TASK TO COMPLETE -> All of the lines below are to be transcribed faithfully, with pictures excluded from the copy.

EXTRACTED INFORMATION ->
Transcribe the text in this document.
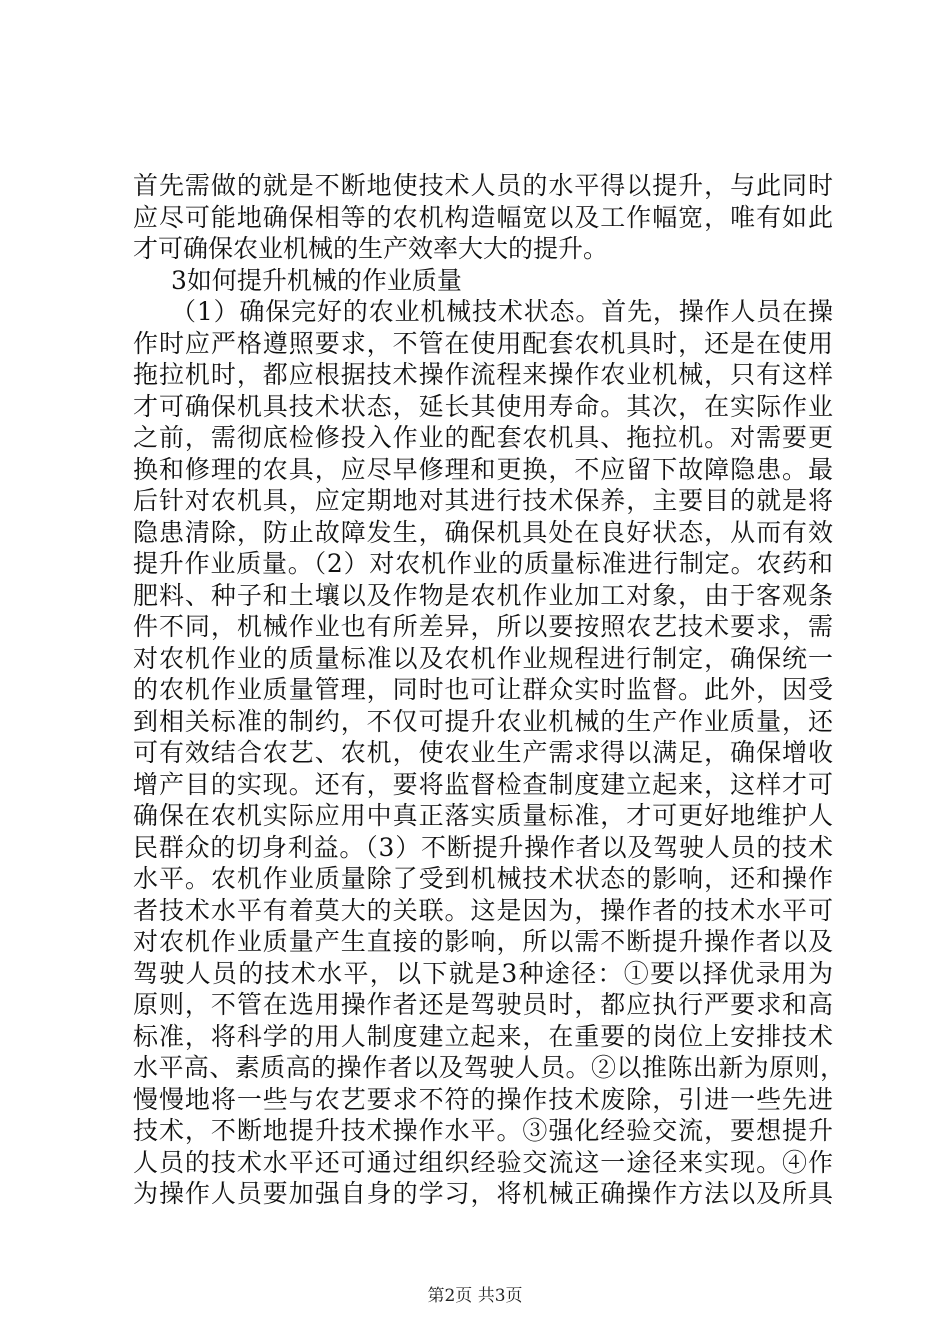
首先需做的就是不断地使技术人员的水平得以提升，与此同时
应尽可能地确保相等的农机构造幅宽以及工作幅宽，唯有如此
才可确保农业机械的生产效率大大的提升。
3如何提升机械的作业质量
（1）确保完好的农业机械技术状态。首先，操作人员在操
作时应严格遵照要求，不管在使用配套农机具时，还是在使用
拖拉机时，都应根据技术操作流程来操作农业机械，只有这样
才可确保机具技术状态，延长其使用寿命。其次，在实际作业
之前，需彻底检修投入作业的配套农机具、拖拉机。对需要更
换和修理的农具，应尽早修理和更换，不应留下故障隐患。最
后针对农机具，应定期地对其进行技术保养，主要目的就是将
隐患清除，防止故障发生，确保机具处在良好状态，从而有效
提升作业质量。（2）对农机作业的质量标准进行制定。农药和
肥料、种子和土壤以及作物是农机作业加工对象，由于客观条
件不同，机械作业也有所差异，所以要按照农艺技术要求，需
对农机作业的质量标准以及农机作业规程进行制定，确保统一
的农机作业质量管理，同时也可让群众实时监督。此外，因受
到相关标准的制约，不仅可提升农业机械的生产作业质量，还
可有效结合农艺、农机，使农业生产需求得以满足，确保增收
增产目的实现。还有，要将监督检查制度建立起来，这样才可
确保在农机实际应用中真正落实质量标准，才可更好地维护人
民群众的切身利益。（3）不断提升操作者以及驾驶人员的技术
水平。农机作业质量除了受到机械技术状态的影响，还和操作
者技术水平有着莫大的关联。这是因为，操作者的技术水平可
对农机作业质量产生直接的影响，所以需不断提升操作者以及
驾驶人员的技术水平，以下就是3种途径：①要以择优录用为
原则，不管在选用操作者还是驾驶员时，都应执行严要求和高
标准，将科学的用人制度建立起来，在重要的岗位上安排技术
水平高、素质高的操作者以及驾驶人员。②以推陈出新为原则，
慢慢地将一些与农艺要求不符的操作技术废除，引进一些先进
技术，不断地提升技术操作水平。③强化经验交流，要想提升
人员的技术水平还可通过组织经验交流这一途径来实现。④作
为操作人员要加强自身的学习，将机械正确操作方法以及所具
第2页 共3页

TASK RESULT ->
Transcribe the text in this document.
首先需做的就是不断地使技术人员的水平得以提升，与此同时
应尽可能地确保相等的农机构造幅宽以及工作幅宽，唯有如此
才可确保农业机械的生产效率大大的提升。
3如何提升机械的作业质量
（1）确保完好的农业机械技术状态。首先，操作人员在操
作时应严格遵照要求，不管在使用配套农机具时，还是在使用
拖拉机时，都应根据技术操作流程来操作农业机械，只有这样
才可确保机具技术状态，延长其使用寿命。其次，在实际作业
之前，需彻底检修投入作业的配套农机具、拖拉机。对需要更
换和修理的农具，应尽早修理和更换，不应留下故障隐患。最
后针对农机具，应定期地对其进行技术保养，主要目的就是将
隐患清除，防止故障发生，确保机具处在良好状态，从而有效
提升作业质量。（2）对农机作业的质量标准进行制定。农药和
肥料、种子和土壤以及作物是农机作业加工对象，由于客观条
件不同，机械作业也有所差异，所以要按照农艺技术要求，需
对农机作业的质量标准以及农机作业规程进行制定，确保统一
的农机作业质量管理，同时也可让群众实时监督。此外，因受
到相关标准的制约，不仅可提升农业机械的生产作业质量，还
可有效结合农艺、农机，使农业生产需求得以满足，确保增收
增产目的实现。还有，要将监督检查制度建立起来，这样才可
确保在农机实际应用中真正落实质量标准，才可更好地维护人
民群众的切身利益。（3）不断提升操作者以及驾驶人员的技术
水平。农机作业质量除了受到机械技术状态的影响，还和操作
者技术水平有着莫大的关联。这是因为，操作者的技术水平可
对农机作业质量产生直接的影响，所以需不断提升操作者以及
驾驶人员的技术水平，以下就是3种途径：①要以择优录用为
原则，不管在选用操作者还是驾驶员时，都应执行严要求和高
标准，将科学的用人制度建立起来，在重要的岗位上安排技术
水平高、素质高的操作者以及驾驶人员。②以推陈出新为原则，
慢慢地将一些与农艺要求不符的操作技术废除，引进一些先进
技术，不断地提升技术操作水平。③强化经验交流，要想提升
人员的技术水平还可通过组织经验交流这一途径来实现。④作
为操作人员要加强自身的学习，将机械正确操作方法以及所具
第2页 共3页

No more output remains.